[What this task involves]
Say how many lines contain "PDHS", using only the number.

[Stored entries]
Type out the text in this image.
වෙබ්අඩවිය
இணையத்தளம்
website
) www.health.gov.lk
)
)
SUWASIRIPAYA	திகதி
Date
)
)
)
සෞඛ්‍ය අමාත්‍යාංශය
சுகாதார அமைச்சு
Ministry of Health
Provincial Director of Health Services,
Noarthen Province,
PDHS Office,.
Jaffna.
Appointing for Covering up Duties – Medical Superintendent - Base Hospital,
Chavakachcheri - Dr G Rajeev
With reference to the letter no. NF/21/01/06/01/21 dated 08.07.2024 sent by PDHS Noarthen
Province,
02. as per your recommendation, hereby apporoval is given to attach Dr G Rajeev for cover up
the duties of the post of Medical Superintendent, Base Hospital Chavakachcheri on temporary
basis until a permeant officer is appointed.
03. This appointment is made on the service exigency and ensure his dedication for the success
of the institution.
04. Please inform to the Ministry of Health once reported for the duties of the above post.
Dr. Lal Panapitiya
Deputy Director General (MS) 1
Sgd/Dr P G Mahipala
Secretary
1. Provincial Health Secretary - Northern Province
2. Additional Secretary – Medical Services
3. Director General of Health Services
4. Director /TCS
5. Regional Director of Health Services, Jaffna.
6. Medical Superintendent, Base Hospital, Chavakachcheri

[Exercise answer]
2